**What the task asks:**
Leave out the pictures and copy every record exactly.

**Information provided:**
* Begin *
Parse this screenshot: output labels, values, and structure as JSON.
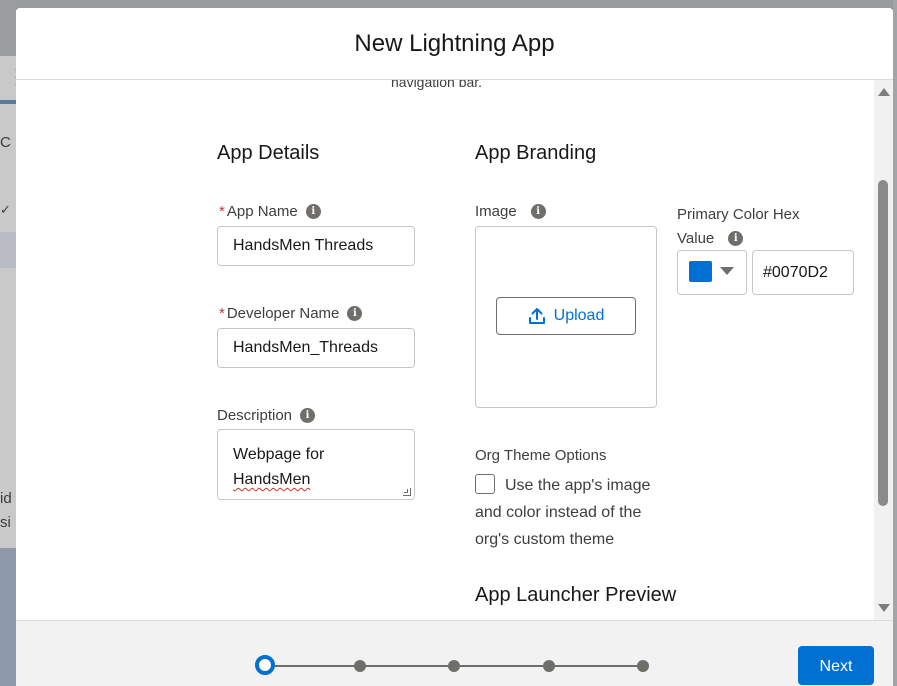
{
  "background": {
    "left_text_1": "id",
    "left_text_2": "si",
    "left_text_3": "C"
  },
  "modal": {
    "title": "New Lightning App",
    "clipped_text": "navigation bar."
  },
  "app_details": {
    "title": "App Details",
    "app_name": {
      "label": "App Name",
      "required_mark": "*",
      "value": "HandsMen Threads"
    },
    "developer_name": {
      "label": "Developer Name",
      "required_mark": "*",
      "value": "HandsMen_Threads"
    },
    "description": {
      "label": "Description",
      "value_line1": "Webpage for",
      "value_line2": "HandsMen"
    }
  },
  "app_branding": {
    "title": "App Branding",
    "image_label": "Image",
    "upload_label": "Upload",
    "primary_color_label_line1": "Primary Color Hex",
    "primary_color_label_line2": "Value",
    "primary_color_hex": "#0070D2",
    "swatch_color": "#0070d2"
  },
  "org_theme": {
    "label": "Org Theme Options",
    "checkbox_label": "Use the app's image and color instead of the org's custom theme",
    "checked": false
  },
  "preview": {
    "title": "App Launcher Preview"
  },
  "footer": {
    "next_label": "Next",
    "steps_total": 5,
    "current_step": 1
  },
  "icons": {
    "info": "i",
    "upload": "upload-icon"
  }
}
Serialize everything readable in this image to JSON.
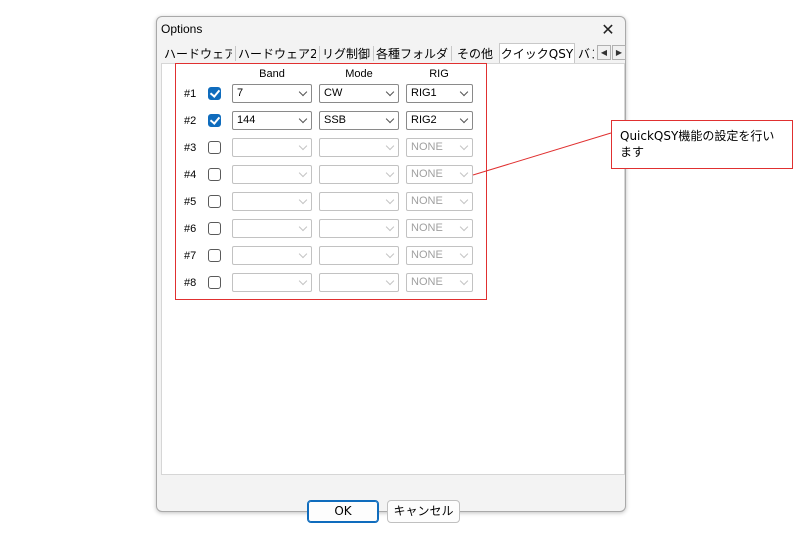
{
  "dialog": {
    "title": "Options",
    "close_glyph": "✕",
    "tabs": [
      "ハードウェア",
      "ハードウェア2",
      "リグ制御",
      "各種フォルダ",
      "その他",
      "クイックQSY",
      "バン"
    ],
    "active_tab": "クイックQSY",
    "scroll_left_glyph": "◀",
    "scroll_right_glyph": "▶"
  },
  "table": {
    "headers": {
      "band": "Band",
      "mode": "Mode",
      "rig": "RIG"
    },
    "rows": [
      {
        "label": "#1",
        "checked": true,
        "band": "7",
        "mode": "CW",
        "rig": "RIG1",
        "enabled": true
      },
      {
        "label": "#2",
        "checked": true,
        "band": "144",
        "mode": "SSB",
        "rig": "RIG2",
        "enabled": true
      },
      {
        "label": "#3",
        "checked": false,
        "band": "",
        "mode": "",
        "rig": "NONE",
        "enabled": false
      },
      {
        "label": "#4",
        "checked": false,
        "band": "",
        "mode": "",
        "rig": "NONE",
        "enabled": false
      },
      {
        "label": "#5",
        "checked": false,
        "band": "",
        "mode": "",
        "rig": "NONE",
        "enabled": false
      },
      {
        "label": "#6",
        "checked": false,
        "band": "",
        "mode": "",
        "rig": "NONE",
        "enabled": false
      },
      {
        "label": "#7",
        "checked": false,
        "band": "",
        "mode": "",
        "rig": "NONE",
        "enabled": false
      },
      {
        "label": "#8",
        "checked": false,
        "band": "",
        "mode": "",
        "rig": "NONE",
        "enabled": false
      }
    ]
  },
  "buttons": {
    "ok": "OK",
    "cancel": "キャンセル"
  },
  "callout": {
    "text": "QuickQSY機能の設定を行います"
  },
  "colors": {
    "accent": "#0f6cbd",
    "annotation": "#e03030"
  },
  "icons": {
    "close": "close-icon",
    "check": "checkmark-icon",
    "dropdown": "chevron-down-icon"
  }
}
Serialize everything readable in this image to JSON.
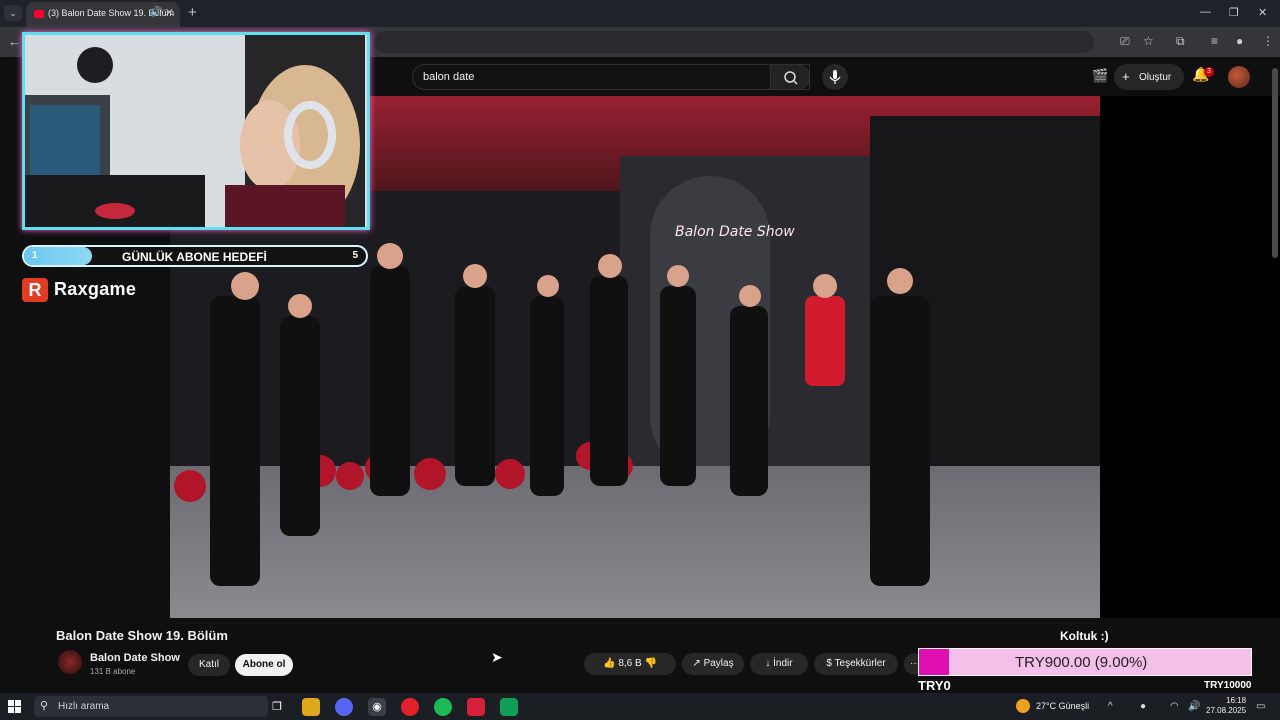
{
  "browser": {
    "tab_title": "(3) Balon Date Show 19. Bölüm",
    "tab_close": "✕",
    "new_tab": "+",
    "win_min": "—",
    "win_max": "❐",
    "win_close": "✕"
  },
  "youtube": {
    "search_query": "balon date",
    "create_label": "Oluştur",
    "notifications_count": "3"
  },
  "stream_overlay": {
    "goal_current": "1",
    "goal_label": "GÜNLÜK ABONE HEDEFİ",
    "goal_target": "5",
    "goal_progress": 0.2,
    "brand_letter": "R",
    "brand_name": "Raxgame",
    "neon_sign": "Balon Date Show"
  },
  "video": {
    "title": "Balon Date Show 19. Bölüm",
    "channel_name": "Balon Date Show",
    "subscribers": "131 B abone",
    "join_label": "Katıl",
    "subscribe_label": "Abone ol",
    "likes": "8,6 B",
    "share_label": "Paylaş",
    "download_label": "İndir",
    "thanks_label": "Teşekkürler",
    "more_label": "···"
  },
  "donation": {
    "title": "Koltuk :)",
    "amount_text": "TRY900.00 (9.00%)",
    "progress": 0.09,
    "min_label": "TRY0",
    "max_label": "TRY10000"
  },
  "taskbar": {
    "search_placeholder": "Hızlı arama",
    "weather": "27°C  Güneşli",
    "time": "16:18",
    "date": "27.08.2025"
  },
  "colors": {
    "accent_red": "#ff0033",
    "goal_fill": "#6ac8ef",
    "donation_fill": "#e010b0",
    "donation_bg": "#f4c0ea"
  }
}
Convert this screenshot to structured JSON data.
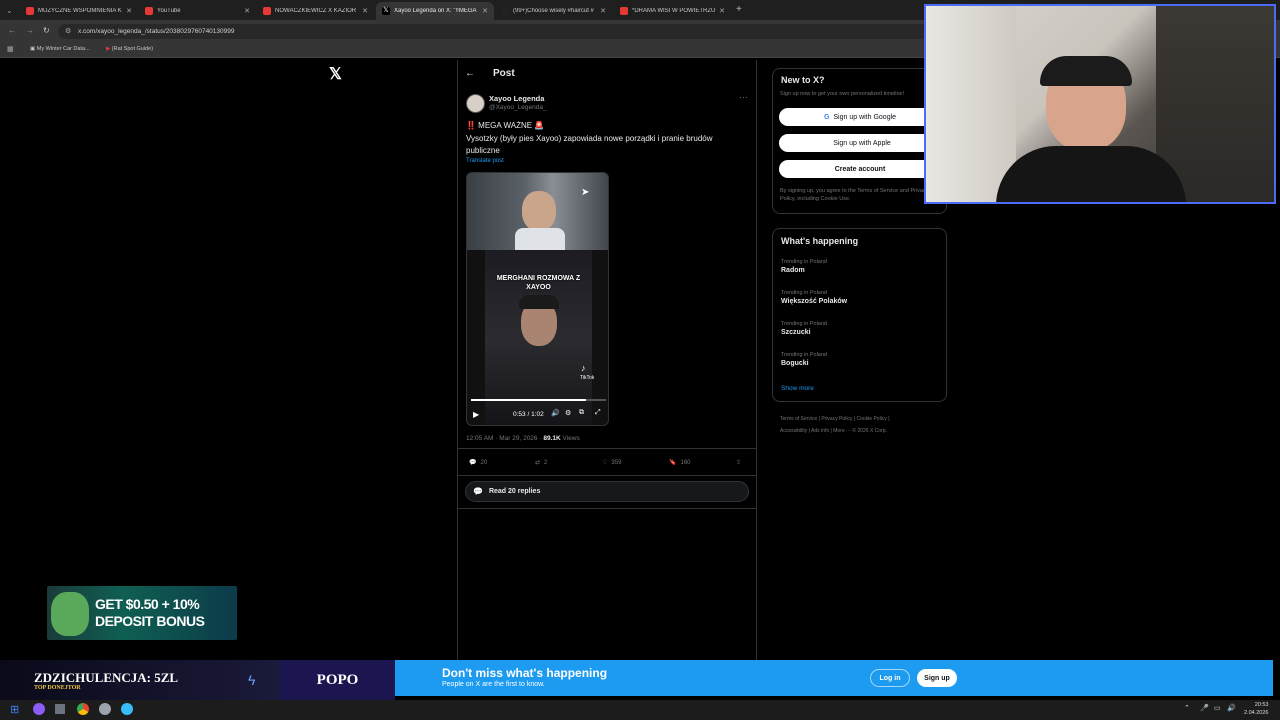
* End *
**Task solution:**
Parse this screenshot: output labels, values, and structure as JSON.
{
  "background": {
    "left_text_1": "id",
    "left_text_2": "si",
    "left_text_3": "C"
  },
  "modal": {
    "title": "New Lightning App",
    "clipped_text": "navigation bar."
  },
  "app_details": {
    "title": "App Details",
    "app_name": {
      "label": "App Name",
      "required_mark": "*",
      "value": "HandsMen Threads"
    },
    "developer_name": {
      "label": "Developer Name",
      "required_mark": "*",
      "value": "HandsMen_Threads"
    },
    "description": {
      "label": "Description",
      "value_line1": "Webpage for",
      "value_line2": "HandsMen"
    }
  },
  "app_branding": {
    "title": "App Branding",
    "image_label": "Image",
    "upload_label": "Upload",
    "primary_color_label_line1": "Primary Color Hex",
    "primary_color_label_line2": "Value",
    "primary_color_hex": "#0070D2",
    "swatch_color": "#0070d2"
  },
  "org_theme": {
    "label": "Org Theme Options",
    "checkbox_label": "Use the app's image and color instead of the org's custom theme",
    "checked": false
  },
  "preview": {
    "title": "App Launcher Preview"
  },
  "footer": {
    "next_label": "Next",
    "steps_total": 5,
    "current_step": 1
  },
  "icons": {
    "info": "i",
    "upload": "upload-icon"
  }
}
Serialize everything readable in this image to JSON.
{
  "dialog": {
    "title": "Options",
    "close_glyph": "✕",
    "tabs": [
      "ハードウェア",
      "ハードウェア2",
      "リグ制御",
      "各種フォルダ",
      "その他",
      "クイックQSY",
      "バン"
    ],
    "active_tab": "クイックQSY",
    "scroll_left_glyph": "◀",
    "scroll_right_glyph": "▶"
  },
  "table": {
    "headers": {
      "band": "Band",
      "mode": "Mode",
      "rig": "RIG"
    },
    "rows": [
      {
        "label": "#1",
        "checked": true,
        "band": "7",
        "mode": "CW",
        "rig": "RIG1",
        "enabled": true
      },
      {
        "label": "#2",
        "checked": true,
        "band": "144",
        "mode": "SSB",
        "rig": "RIG2",
        "enabled": true
      },
      {
        "label": "#3",
        "checked": false,
        "band": "",
        "mode": "",
        "rig": "NONE",
        "enabled": false
      },
      {
        "label": "#4",
        "checked": false,
        "band": "",
        "mode": "",
        "rig": "NONE",
        "enabled": false
      },
      {
        "label": "#5",
        "checked": false,
        "band": "",
        "mode": "",
        "rig": "NONE",
        "enabled": false
      },
      {
        "label": "#6",
        "checked": false,
        "band": "",
        "mode": "",
        "rig": "NONE",
        "enabled": false
      },
      {
        "label": "#7",
        "checked": false,
        "band": "",
        "mode": "",
        "rig": "NONE",
        "enabled": false
      },
      {
        "label": "#8",
        "checked": false,
        "band": "",
        "mode": "",
        "rig": "NONE",
        "enabled": false
      }
    ]
  },
  "buttons": {
    "ok": "OK",
    "cancel": "キャンセル"
  },
  "callout": {
    "text": "QuickQSY機能の設定を行います"
  },
  "colors": {
    "accent": "#0f6cbd",
    "annotation": "#e03030"
  },
  "icons": {
    "close": "close-icon",
    "check": "checkmark-icon",
    "dropdown": "chevron-down-icon"
  }
}
Serialize everything readable in this image to JSON.
{
  "browser": {
    "tab_title": "(3) Balon Date Show 19. Bölüm",
    "tab_close": "✕",
    "new_tab": "+",
    "win_min": "—",
    "win_max": "❐",
    "win_close": "✕"
  },
  "youtube": {
    "search_query": "balon date",
    "create_label": "Oluştur",
    "notifications_count": "3"
  },
  "stream_overlay": {
    "goal_current": "1",
    "goal_label": "GÜNLÜK ABONE HEDEFİ",
    "goal_target": "5",
    "goal_progress": 0.2,
    "brand_letter": "R",
    "brand_name": "Raxgame",
    "neon_sign": "Balon Date Show"
  },
  "video": {
    "title": "Balon Date Show 19. Bölüm",
    "channel_name": "Balon Date Show",
    "subscribers": "131 B abone",
    "join_label": "Katıl",
    "subscribe_label": "Abone ol",
    "likes": "8,6 B",
    "share_label": "Paylaş",
    "download_label": "İndir",
    "thanks_label": "Teşekkürler",
    "more_label": "···"
  },
  "donation": {
    "title": "Koltuk :)",
    "amount_text": "TRY900.00 (9.00%)",
    "progress": 0.09,
    "min_label": "TRY0",
    "max_label": "TRY10000"
  },
  "taskbar": {
    "search_placeholder": "Hızlı arama",
    "weather": "27°C  Güneşli",
    "time": "16:18",
    "date": "27.08.2025"
  },
  "colors": {
    "accent_red": "#ff0033",
    "goal_fill": "#6ac8ef",
    "donation_fill": "#e010b0",
    "donation_bg": "#f4c0ea"
  }
}
Convert this screenshot to structured JSON data.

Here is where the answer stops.